• _SET TASK_: Set each entry down verbatim, omitting images.

## Begin

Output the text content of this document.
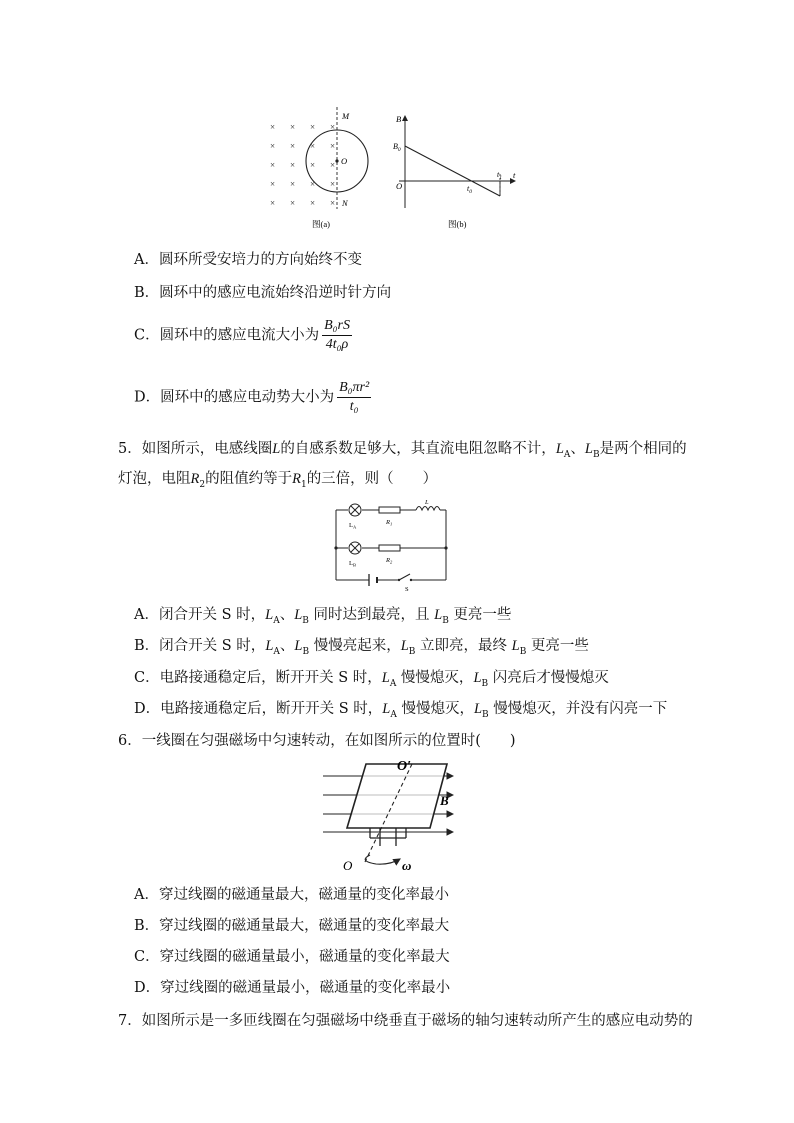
× × × ×
× × × ×
× × × ×
× × × ×
× × × ×
M
O
N
图(a)
B
t
O
$B_0$
$t_0$
$t_1$
图(b)
A．圆环所受安培力的方向始终不变
B．圆环中的感应电流始终沿逆时针方向
C．圆环中的感应电流大小为 $\frac{\text{B₀rS}}{\text{4t₀ρ}}$
D．圆环中的感应电动势大小为 $\frac{\text{B₀πr²}}{\text{t₀}}$
5．如图所示，电感线圈L的自感系数足够大，其直流电阻忽略不计，$L_A$、$L_B$是两个相同的
灯泡，电阻$R_2$的阻值约等于$R_1$的三倍，则（　　）
$L_A$
$R_1$
L
$L_B$
$R_2$
S
A．闭合开关 S 时，$L_A$、$L_B$ 同时达到最亮，且 $L_B$ 更亮一些
B．闭合开关 S 时，$L_A$、$L_B$ 慢慢亮起来，$L_B$ 立即亮，最终 $L_B$ 更亮一些
C．电路接通稳定后，断开开关 S 时，$L_A$ 慢慢熄灭，$L_B$ 闪亮后才慢慢熄灭
D．电路接通稳定后，断开开关 S 时，$L_A$ 慢慢熄灭，$L_B$ 慢慢熄灭，并没有闪亮一下
6．一线圈在匀强磁场中匀速转动，在如图所示的位置时(　　)
O′
B
O	ω
A．穿过线圈的磁通量最大，磁通量的变化率最小
B．穿过线圈的磁通量最大，磁通量的变化率最大
C．穿过线圈的磁通量最小，磁通量的变化率最大
D．穿过线圈的磁通量最小，磁通量的变化率最小
7．如图所示是一多匝线圈在匀强磁场中绕垂直于磁场的轴匀速转动所产生的感应电动势的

## End

• _RESPONSE_:
Output the text content of this document.
× × × ×
× × × ×
× × × ×
× × × ×
× × × ×
M
O
N
图(a)
B
t
O
$B_0$
$t_0$
$t_1$
图(b)
A．圆环所受安培力的方向始终不变
B．圆环中的感应电流始终沿逆时针方向
C．圆环中的感应电流大小为 $\frac{\text{B₀rS}}{\text{4t₀ρ}}$
D．圆环中的感应电动势大小为 $\frac{\text{B₀πr²}}{\text{t₀}}$
5．如图所示，电感线圈L的自感系数足够大，其直流电阻忽略不计，$L_A$、$L_B$是两个相同的
灯泡，电阻$R_2$的阻值约等于$R_1$的三倍，则（　　）
$L_A$
$R_1$
L
$L_B$
$R_2$
S
A．闭合开关 S 时，$L_A$、$L_B$ 同时达到最亮，且 $L_B$ 更亮一些
B．闭合开关 S 时，$L_A$、$L_B$ 慢慢亮起来，$L_B$ 立即亮，最终 $L_B$ 更亮一些
C．电路接通稳定后，断开开关 S 时，$L_A$ 慢慢熄灭，$L_B$ 闪亮后才慢慢熄灭
D．电路接通稳定后，断开开关 S 时，$L_A$ 慢慢熄灭，$L_B$ 慢慢熄灭，并没有闪亮一下
6．一线圈在匀强磁场中匀速转动，在如图所示的位置时(　　)
O′
B
O	ω
A．穿过线圈的磁通量最大，磁通量的变化率最小
B．穿过线圈的磁通量最大，磁通量的变化率最大
C．穿过线圈的磁通量最小，磁通量的变化率最大
D．穿过线圈的磁通量最小，磁通量的变化率最小
7．如图所示是一多匝线圈在匀强磁场中绕垂直于磁场的轴匀速转动所产生的感应电动势的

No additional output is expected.